What to produce → Each line below must be set down exactly; omit any image you find.

Provided data →
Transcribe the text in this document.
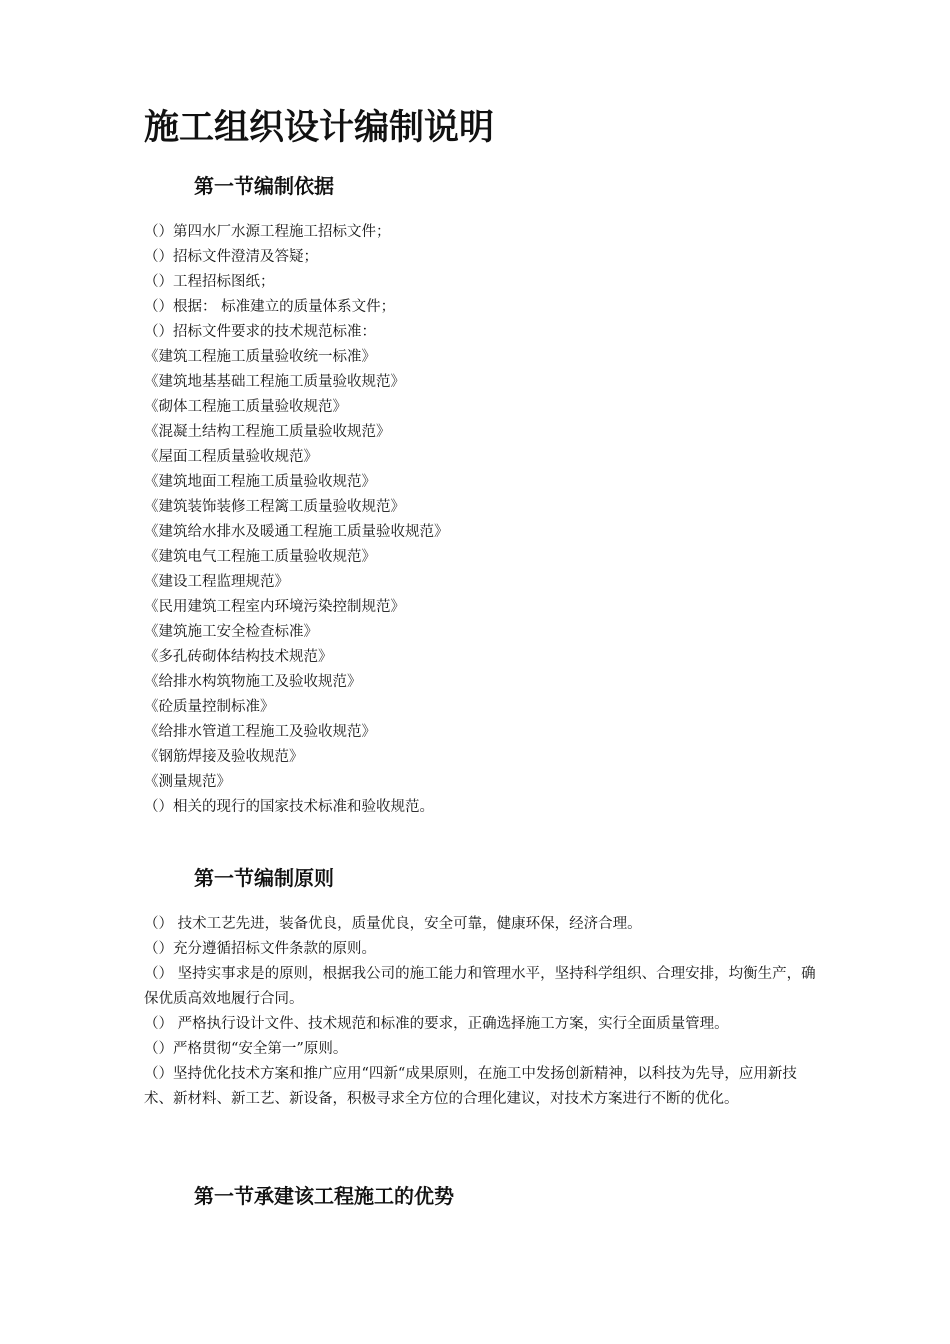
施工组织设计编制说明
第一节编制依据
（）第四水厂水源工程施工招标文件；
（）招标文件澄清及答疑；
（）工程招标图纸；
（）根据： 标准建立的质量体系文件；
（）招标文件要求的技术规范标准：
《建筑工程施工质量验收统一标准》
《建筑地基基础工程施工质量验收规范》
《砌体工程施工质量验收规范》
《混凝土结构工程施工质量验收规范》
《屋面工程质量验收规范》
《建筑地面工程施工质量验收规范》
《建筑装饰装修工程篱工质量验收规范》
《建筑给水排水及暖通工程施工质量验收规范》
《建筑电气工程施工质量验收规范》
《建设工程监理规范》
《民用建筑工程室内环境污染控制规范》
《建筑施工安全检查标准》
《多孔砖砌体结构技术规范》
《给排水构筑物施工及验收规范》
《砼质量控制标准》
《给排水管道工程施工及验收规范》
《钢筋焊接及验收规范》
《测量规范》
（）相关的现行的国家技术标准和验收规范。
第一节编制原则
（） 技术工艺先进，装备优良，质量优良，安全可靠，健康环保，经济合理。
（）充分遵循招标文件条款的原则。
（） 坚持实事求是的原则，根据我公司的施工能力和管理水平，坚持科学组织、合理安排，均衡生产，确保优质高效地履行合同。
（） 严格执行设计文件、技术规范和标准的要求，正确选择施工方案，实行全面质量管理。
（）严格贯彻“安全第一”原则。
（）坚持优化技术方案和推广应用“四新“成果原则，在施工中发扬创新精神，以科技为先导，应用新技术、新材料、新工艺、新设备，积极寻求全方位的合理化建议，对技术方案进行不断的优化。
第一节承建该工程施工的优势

Full response →
Transcribe the text in this document.
施工组织设计编制说明
第一节编制依据
（）第四水厂水源工程施工招标文件；
（）招标文件澄清及答疑；
（）工程招标图纸；
（）根据： 标准建立的质量体系文件；
（）招标文件要求的技术规范标准：
《建筑工程施工质量验收统一标准》
《建筑地基基础工程施工质量验收规范》
《砌体工程施工质量验收规范》
《混凝土结构工程施工质量验收规范》
《屋面工程质量验收规范》
《建筑地面工程施工质量验收规范》
《建筑装饰装修工程篱工质量验收规范》
《建筑给水排水及暖通工程施工质量验收规范》
《建筑电气工程施工质量验收规范》
《建设工程监理规范》
《民用建筑工程室内环境污染控制规范》
《建筑施工安全检查标准》
《多孔砖砌体结构技术规范》
《给排水构筑物施工及验收规范》
《砼质量控制标准》
《给排水管道工程施工及验收规范》
《钢筋焊接及验收规范》
《测量规范》
（）相关的现行的国家技术标准和验收规范。
第一节编制原则
（） 技术工艺先进，装备优良，质量优良，安全可靠，健康环保，经济合理。
（）充分遵循招标文件条款的原则。
（） 坚持实事求是的原则，根据我公司的施工能力和管理水平，坚持科学组织、合理安排，均衡生产，确保优质高效地履行合同。
（） 严格执行设计文件、技术规范和标准的要求，正确选择施工方案，实行全面质量管理。
（）严格贯彻“安全第一”原则。
（）坚持优化技术方案和推广应用“四新“成果原则，在施工中发扬创新精神，以科技为先导，应用新技术、新材料、新工艺、新设备，积极寻求全方位的合理化建议，对技术方案进行不断的优化。
第一节承建该工程施工的优势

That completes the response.